Stated task:
Filter the entries and keep only the lines where the string "Debt" appears.

[Records contained in a dataset]
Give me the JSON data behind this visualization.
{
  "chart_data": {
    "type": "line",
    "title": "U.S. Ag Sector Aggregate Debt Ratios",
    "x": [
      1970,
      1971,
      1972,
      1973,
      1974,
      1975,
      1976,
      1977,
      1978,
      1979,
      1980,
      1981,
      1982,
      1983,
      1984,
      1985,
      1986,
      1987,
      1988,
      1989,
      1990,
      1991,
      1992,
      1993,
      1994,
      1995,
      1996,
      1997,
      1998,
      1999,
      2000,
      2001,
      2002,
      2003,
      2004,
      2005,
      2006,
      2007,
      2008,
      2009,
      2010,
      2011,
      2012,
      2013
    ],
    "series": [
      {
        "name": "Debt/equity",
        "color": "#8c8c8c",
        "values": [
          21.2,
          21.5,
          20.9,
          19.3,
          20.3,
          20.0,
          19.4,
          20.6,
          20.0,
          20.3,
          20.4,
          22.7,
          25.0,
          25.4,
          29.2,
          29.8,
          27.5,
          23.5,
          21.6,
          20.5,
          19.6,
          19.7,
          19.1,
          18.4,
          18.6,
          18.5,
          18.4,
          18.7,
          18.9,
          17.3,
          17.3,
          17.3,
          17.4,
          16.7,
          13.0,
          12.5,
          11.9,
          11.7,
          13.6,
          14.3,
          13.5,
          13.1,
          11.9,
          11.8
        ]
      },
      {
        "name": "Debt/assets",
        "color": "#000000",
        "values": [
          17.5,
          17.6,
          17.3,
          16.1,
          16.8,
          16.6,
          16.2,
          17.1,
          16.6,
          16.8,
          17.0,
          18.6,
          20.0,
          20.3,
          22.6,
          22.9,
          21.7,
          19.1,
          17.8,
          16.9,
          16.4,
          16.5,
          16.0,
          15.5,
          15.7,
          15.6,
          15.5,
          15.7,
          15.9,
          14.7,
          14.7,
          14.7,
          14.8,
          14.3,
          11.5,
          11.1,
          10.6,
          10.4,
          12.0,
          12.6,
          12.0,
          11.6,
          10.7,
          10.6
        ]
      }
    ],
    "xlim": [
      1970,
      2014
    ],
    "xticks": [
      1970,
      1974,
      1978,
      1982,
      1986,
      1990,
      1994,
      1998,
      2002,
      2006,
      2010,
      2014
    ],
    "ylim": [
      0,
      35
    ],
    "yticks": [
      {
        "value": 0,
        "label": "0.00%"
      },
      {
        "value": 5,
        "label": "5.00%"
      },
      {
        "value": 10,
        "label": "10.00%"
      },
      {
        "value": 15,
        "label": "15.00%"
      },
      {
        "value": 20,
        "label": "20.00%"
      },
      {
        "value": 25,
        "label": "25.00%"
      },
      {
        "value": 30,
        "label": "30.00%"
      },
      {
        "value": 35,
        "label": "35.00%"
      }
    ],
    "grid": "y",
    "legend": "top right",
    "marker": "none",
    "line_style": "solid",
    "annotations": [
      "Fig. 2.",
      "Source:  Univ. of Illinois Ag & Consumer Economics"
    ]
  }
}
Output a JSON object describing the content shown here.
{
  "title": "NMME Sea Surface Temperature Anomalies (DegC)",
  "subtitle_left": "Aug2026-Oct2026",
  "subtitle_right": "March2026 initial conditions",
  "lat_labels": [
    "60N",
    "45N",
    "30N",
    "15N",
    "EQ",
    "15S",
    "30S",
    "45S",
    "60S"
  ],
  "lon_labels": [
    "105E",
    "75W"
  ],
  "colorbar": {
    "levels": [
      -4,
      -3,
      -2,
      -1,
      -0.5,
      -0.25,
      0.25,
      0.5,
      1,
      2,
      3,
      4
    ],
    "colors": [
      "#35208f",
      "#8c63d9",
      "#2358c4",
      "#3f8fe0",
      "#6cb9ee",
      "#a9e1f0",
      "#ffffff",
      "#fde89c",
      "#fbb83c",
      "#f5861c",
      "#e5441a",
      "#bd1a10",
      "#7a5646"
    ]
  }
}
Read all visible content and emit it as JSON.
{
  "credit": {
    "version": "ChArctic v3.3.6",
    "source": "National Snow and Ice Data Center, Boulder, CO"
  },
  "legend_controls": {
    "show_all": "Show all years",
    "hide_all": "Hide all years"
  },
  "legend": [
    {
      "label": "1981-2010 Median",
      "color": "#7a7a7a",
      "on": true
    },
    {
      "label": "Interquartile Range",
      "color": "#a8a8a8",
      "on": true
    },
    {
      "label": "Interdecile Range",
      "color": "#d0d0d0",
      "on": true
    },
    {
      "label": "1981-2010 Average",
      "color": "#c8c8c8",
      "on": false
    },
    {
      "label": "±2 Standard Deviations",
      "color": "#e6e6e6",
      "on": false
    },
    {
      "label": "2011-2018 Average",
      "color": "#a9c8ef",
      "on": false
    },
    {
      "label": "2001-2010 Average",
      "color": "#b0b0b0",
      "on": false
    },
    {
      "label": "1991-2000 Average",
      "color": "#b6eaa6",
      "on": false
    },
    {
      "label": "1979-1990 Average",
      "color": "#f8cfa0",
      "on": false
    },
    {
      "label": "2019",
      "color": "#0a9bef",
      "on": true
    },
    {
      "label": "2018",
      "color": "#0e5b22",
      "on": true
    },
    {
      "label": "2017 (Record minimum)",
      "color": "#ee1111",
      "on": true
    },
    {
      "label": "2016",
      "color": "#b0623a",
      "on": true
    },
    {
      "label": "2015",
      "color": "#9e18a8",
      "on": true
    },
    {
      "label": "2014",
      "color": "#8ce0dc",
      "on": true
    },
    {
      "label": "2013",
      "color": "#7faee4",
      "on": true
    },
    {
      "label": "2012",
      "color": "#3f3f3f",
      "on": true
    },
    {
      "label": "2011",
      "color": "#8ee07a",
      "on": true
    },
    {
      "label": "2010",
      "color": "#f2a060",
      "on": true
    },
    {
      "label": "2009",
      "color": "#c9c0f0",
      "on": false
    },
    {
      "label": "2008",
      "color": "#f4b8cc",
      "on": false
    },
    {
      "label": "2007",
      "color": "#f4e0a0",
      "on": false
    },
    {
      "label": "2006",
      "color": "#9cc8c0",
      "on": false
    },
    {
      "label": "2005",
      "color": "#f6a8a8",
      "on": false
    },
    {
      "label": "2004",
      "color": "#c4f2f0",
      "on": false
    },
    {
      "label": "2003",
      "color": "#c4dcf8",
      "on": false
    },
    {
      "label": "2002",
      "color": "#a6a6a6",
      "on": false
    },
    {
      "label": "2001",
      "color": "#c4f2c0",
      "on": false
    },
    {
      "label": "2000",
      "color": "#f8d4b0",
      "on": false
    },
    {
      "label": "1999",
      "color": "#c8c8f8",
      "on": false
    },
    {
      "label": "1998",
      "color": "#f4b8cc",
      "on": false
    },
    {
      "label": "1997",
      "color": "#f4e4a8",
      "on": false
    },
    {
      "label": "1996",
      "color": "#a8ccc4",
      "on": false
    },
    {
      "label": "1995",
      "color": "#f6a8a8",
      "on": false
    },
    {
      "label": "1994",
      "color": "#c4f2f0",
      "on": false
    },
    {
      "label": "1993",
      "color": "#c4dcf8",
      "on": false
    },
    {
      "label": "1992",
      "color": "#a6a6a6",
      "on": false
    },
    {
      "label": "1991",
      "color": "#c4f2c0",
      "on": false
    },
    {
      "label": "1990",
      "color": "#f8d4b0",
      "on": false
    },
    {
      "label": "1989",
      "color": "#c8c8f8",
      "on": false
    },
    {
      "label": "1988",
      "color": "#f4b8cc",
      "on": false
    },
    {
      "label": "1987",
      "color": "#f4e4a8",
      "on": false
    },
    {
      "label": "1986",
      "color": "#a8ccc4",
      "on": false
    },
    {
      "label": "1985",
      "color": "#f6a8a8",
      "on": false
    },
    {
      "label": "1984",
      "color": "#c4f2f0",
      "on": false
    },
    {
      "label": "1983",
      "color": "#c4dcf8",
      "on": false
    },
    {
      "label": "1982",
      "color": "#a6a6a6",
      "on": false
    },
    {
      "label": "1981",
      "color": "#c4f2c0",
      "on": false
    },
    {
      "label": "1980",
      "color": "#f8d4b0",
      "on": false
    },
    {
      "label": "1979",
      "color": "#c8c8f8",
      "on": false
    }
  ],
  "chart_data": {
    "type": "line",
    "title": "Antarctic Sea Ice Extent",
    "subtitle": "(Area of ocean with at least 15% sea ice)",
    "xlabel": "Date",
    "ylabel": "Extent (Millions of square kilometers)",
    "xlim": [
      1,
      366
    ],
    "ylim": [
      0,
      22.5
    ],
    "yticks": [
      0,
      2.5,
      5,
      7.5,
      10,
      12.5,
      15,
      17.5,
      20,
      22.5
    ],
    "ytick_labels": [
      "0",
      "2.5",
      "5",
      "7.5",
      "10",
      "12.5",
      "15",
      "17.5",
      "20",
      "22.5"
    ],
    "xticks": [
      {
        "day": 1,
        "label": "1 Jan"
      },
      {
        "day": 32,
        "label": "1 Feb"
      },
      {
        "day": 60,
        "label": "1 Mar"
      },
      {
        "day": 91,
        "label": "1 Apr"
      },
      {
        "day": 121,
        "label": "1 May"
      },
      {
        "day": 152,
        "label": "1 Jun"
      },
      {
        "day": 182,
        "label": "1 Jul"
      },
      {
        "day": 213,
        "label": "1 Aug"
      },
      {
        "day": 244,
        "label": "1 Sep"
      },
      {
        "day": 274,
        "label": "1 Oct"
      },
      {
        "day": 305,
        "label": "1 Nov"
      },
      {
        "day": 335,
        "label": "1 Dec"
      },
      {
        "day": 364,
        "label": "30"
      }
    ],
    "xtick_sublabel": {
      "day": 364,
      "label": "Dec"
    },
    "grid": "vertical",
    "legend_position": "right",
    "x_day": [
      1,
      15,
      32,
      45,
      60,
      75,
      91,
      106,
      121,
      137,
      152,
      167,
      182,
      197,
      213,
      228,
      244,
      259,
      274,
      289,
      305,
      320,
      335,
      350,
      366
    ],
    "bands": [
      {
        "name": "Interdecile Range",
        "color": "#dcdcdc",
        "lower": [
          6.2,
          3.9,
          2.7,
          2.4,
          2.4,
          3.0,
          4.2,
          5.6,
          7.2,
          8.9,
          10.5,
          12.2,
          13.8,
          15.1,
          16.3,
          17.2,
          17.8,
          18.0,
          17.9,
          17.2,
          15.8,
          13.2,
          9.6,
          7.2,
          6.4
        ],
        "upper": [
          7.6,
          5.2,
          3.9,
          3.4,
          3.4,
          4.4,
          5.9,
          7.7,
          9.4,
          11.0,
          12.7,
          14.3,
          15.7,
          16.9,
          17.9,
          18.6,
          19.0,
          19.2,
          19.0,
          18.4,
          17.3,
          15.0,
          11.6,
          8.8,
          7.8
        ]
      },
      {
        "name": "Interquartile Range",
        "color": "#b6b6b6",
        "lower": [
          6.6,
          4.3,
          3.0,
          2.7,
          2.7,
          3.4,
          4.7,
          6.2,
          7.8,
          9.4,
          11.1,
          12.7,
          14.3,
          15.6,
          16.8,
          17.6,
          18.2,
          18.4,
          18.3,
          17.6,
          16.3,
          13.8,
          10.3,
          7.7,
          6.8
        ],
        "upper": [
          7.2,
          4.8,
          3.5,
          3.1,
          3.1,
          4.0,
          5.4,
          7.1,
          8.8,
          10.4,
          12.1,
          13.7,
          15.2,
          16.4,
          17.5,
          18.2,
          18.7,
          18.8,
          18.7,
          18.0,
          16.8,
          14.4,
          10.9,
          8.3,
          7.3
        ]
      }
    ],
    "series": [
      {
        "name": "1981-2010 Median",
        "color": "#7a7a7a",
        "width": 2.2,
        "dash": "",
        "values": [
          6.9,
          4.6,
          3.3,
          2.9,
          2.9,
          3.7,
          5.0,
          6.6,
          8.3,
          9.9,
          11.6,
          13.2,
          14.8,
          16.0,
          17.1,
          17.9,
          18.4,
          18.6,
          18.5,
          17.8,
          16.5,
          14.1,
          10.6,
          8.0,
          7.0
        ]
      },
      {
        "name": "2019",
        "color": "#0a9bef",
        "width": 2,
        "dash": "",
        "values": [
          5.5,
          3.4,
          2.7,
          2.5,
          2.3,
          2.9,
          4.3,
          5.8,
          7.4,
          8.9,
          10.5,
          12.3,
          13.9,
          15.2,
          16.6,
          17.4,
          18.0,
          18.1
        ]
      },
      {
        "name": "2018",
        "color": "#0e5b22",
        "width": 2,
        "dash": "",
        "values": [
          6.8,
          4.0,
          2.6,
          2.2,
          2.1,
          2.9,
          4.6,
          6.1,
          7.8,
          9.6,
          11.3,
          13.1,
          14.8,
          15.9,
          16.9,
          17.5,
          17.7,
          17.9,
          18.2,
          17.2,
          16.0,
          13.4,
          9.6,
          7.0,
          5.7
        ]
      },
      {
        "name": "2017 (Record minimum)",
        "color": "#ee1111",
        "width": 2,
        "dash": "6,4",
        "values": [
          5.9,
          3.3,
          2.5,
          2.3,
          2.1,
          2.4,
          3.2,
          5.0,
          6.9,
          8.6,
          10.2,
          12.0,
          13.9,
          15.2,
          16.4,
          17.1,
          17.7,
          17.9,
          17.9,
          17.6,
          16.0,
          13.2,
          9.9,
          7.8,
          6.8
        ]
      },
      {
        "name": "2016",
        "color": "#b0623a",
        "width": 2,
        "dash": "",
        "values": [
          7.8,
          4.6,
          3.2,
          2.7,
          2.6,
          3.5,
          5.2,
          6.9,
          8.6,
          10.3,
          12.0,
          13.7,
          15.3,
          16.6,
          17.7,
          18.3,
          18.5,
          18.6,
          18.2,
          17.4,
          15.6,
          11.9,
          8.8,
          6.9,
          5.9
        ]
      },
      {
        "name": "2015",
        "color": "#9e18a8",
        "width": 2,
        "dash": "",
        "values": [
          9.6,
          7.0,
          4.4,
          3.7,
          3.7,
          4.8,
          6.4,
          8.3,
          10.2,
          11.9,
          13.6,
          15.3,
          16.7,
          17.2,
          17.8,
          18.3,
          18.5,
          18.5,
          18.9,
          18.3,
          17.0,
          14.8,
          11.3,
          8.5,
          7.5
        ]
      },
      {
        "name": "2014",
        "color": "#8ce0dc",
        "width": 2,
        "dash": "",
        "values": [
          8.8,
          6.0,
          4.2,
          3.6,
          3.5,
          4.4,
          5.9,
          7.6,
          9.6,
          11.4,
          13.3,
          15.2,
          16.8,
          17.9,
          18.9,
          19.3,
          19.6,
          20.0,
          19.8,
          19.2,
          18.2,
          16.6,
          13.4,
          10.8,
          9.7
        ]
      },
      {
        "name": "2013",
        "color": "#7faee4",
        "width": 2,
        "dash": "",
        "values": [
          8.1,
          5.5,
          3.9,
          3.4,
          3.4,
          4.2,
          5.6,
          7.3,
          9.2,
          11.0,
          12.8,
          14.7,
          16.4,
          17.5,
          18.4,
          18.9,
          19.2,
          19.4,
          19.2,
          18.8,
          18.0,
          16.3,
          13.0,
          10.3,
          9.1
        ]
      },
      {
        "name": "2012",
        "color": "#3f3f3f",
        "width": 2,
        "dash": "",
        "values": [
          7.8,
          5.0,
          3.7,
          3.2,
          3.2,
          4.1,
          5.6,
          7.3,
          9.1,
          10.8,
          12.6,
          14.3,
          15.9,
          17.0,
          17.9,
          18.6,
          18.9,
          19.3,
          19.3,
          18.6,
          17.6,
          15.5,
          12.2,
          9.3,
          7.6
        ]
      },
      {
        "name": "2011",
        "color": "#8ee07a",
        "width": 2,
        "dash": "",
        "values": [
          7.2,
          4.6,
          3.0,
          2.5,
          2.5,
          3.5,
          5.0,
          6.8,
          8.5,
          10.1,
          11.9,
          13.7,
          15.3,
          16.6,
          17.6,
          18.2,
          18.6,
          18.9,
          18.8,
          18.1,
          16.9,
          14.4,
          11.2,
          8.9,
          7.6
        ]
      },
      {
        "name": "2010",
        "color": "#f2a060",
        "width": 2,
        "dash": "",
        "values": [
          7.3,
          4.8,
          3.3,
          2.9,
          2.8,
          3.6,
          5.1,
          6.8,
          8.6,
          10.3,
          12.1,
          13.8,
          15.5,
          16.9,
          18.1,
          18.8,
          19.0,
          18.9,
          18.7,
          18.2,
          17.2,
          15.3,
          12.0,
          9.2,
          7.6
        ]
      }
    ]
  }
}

In response:
    "title": "U.S. Ag Sector Aggregate Debt Ratios",
        "name": "Debt/equity",
        "name": "Debt/assets",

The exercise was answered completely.